Records provided —
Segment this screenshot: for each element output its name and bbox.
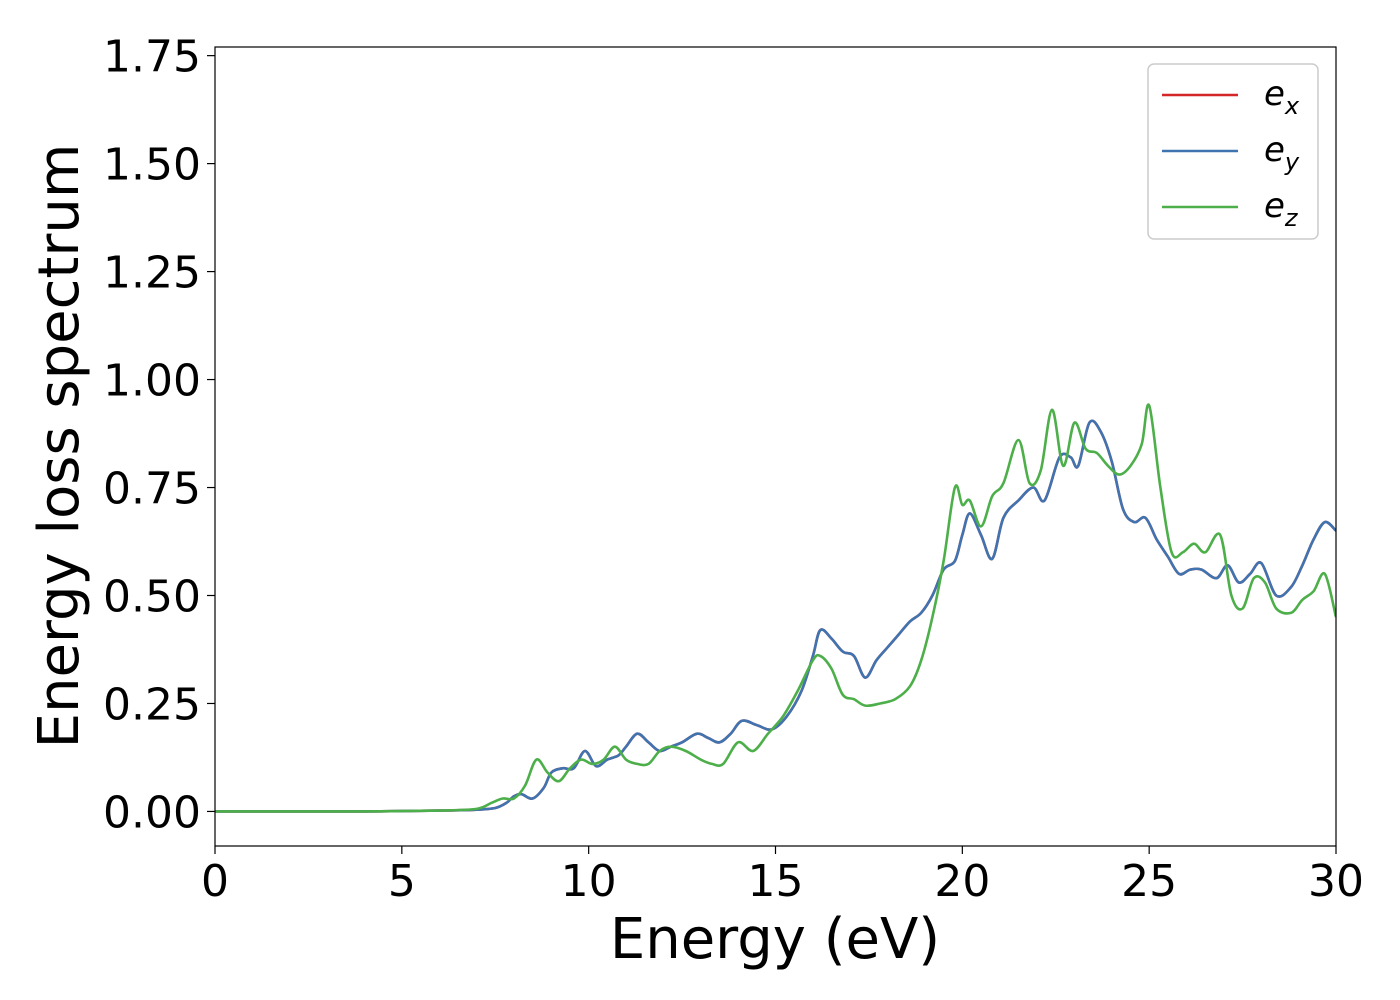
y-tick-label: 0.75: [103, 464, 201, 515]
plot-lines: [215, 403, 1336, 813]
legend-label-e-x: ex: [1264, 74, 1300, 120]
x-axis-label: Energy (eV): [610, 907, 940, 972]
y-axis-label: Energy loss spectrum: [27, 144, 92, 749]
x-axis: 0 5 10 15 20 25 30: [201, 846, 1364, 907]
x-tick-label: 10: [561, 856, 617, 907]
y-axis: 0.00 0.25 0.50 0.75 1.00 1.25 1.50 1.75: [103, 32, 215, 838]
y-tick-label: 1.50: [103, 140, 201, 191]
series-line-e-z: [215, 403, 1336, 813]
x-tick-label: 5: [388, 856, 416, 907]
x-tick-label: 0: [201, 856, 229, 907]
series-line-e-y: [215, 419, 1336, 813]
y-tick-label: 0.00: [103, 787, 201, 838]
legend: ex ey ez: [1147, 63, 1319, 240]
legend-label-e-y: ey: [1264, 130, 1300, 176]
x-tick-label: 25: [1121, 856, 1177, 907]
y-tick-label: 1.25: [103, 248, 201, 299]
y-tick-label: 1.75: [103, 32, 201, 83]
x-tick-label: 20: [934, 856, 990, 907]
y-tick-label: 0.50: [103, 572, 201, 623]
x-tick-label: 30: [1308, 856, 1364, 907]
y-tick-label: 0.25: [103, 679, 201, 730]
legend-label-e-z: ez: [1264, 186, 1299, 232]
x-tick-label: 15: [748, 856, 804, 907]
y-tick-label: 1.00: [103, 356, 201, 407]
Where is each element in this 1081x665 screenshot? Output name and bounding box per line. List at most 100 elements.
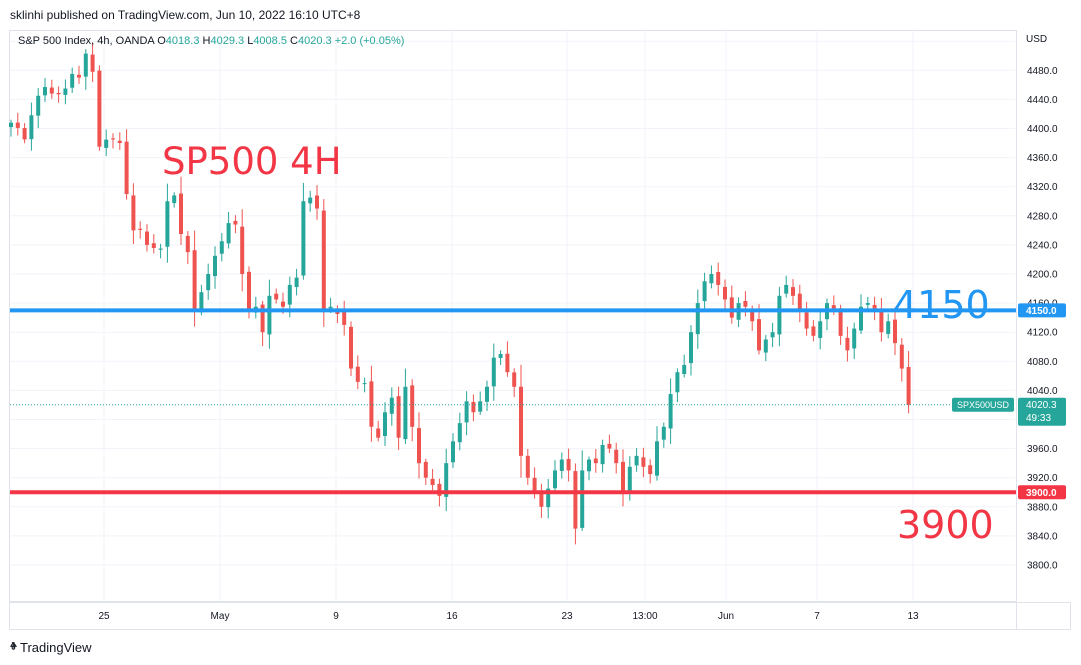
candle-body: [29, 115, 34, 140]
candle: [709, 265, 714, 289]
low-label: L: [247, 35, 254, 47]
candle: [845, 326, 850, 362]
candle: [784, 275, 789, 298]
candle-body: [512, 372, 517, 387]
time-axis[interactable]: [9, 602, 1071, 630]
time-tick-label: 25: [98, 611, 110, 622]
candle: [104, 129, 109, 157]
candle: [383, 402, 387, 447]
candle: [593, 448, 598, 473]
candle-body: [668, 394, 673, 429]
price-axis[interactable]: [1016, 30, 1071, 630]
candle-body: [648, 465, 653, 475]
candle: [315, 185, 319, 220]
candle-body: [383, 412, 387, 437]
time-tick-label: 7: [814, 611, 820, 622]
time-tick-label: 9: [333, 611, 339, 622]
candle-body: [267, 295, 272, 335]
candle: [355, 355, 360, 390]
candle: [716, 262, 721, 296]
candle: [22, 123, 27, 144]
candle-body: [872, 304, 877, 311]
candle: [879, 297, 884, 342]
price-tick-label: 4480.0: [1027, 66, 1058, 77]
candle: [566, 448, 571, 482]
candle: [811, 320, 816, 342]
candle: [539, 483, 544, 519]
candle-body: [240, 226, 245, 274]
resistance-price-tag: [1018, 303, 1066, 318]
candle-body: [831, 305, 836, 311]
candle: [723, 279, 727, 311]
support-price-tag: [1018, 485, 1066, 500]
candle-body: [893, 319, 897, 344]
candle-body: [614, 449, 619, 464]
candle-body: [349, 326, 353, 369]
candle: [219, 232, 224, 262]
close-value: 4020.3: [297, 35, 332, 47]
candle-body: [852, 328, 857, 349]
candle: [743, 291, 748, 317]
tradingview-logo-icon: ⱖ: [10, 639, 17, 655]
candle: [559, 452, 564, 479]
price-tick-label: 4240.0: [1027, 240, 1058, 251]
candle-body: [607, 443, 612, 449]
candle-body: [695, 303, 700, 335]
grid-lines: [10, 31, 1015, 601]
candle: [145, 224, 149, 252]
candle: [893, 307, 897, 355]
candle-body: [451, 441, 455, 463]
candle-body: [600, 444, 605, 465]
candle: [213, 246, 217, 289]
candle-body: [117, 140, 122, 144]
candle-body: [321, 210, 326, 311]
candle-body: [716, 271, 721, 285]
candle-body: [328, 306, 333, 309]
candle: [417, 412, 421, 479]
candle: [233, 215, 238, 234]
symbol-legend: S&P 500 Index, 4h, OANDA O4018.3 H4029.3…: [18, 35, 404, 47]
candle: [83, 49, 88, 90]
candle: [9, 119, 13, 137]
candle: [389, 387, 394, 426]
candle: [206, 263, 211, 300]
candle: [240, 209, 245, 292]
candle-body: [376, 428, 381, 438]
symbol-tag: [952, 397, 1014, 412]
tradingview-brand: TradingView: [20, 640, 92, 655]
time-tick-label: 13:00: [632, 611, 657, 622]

Problem details —
How many lines of the entries above contain the string "element"? Give only the number.

Complete output —
2